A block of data

┌──

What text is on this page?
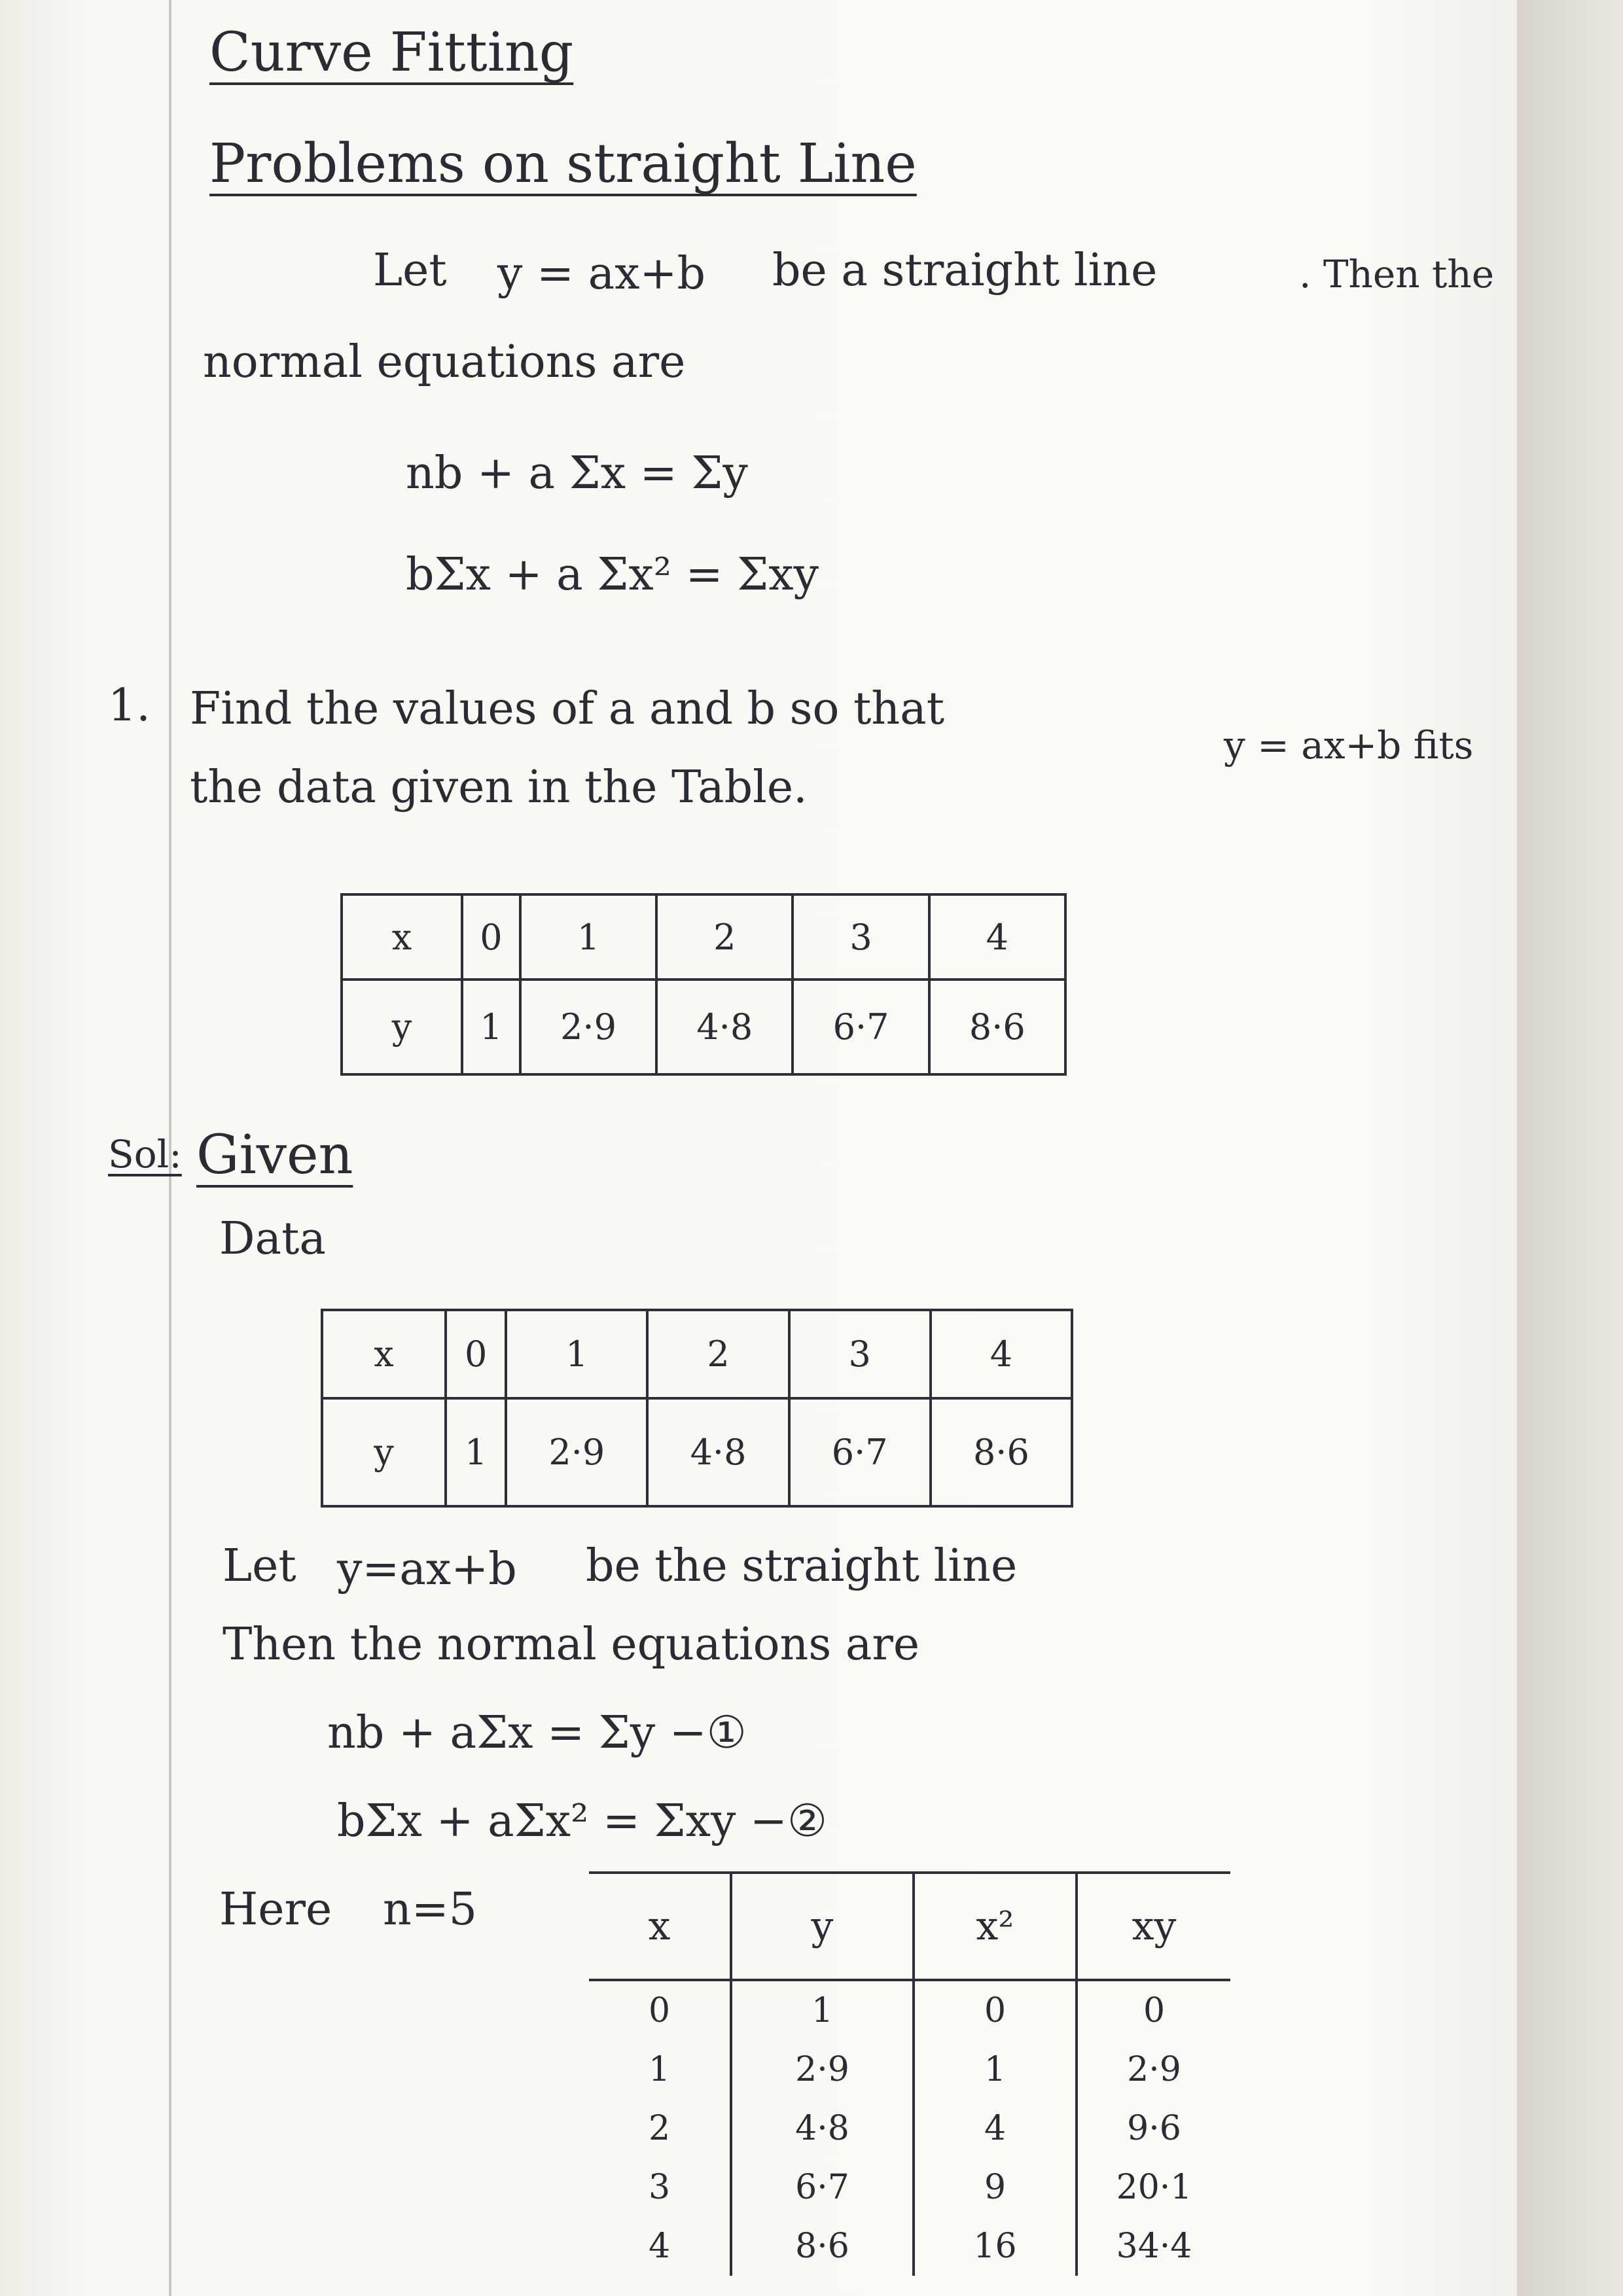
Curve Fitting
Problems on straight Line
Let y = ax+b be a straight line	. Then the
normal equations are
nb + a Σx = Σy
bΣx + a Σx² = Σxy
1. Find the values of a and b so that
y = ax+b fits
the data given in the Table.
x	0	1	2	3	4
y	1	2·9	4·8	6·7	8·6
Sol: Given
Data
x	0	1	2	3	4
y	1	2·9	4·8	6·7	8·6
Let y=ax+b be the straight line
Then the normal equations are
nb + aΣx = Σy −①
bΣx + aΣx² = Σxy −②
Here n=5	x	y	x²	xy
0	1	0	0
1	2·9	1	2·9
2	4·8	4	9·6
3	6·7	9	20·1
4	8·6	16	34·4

└──

Given exercise
Restate the data above word for word. Do not include the images.

Solution to this exercise
What text is on this page?
Curve Fitting
Problems on straight Line
Let y = ax+b be a straight line	. Then the
normal equations are
nb + a Σx = Σy
bΣx + a Σx² = Σxy
1. Find the values of a and b so that
y = ax+b fits
the data given in the Table.
x	0	1	2	3	4
y	1	2·9	4·8	6·7	8·6
Sol: Given
Data
x	0	1	2	3	4
y	1	2·9	4·8	6·7	8·6
Let y=ax+b be the straight line
Then the normal equations are
nb + aΣx = Σy −①
bΣx + aΣx² = Σxy −②
Here n=5	x	y	x²	xy
0	1	0	0
1	2·9	1	2·9
2	4·8	4	9·6
3	6·7	9	20·1
4	8·6	16	34·4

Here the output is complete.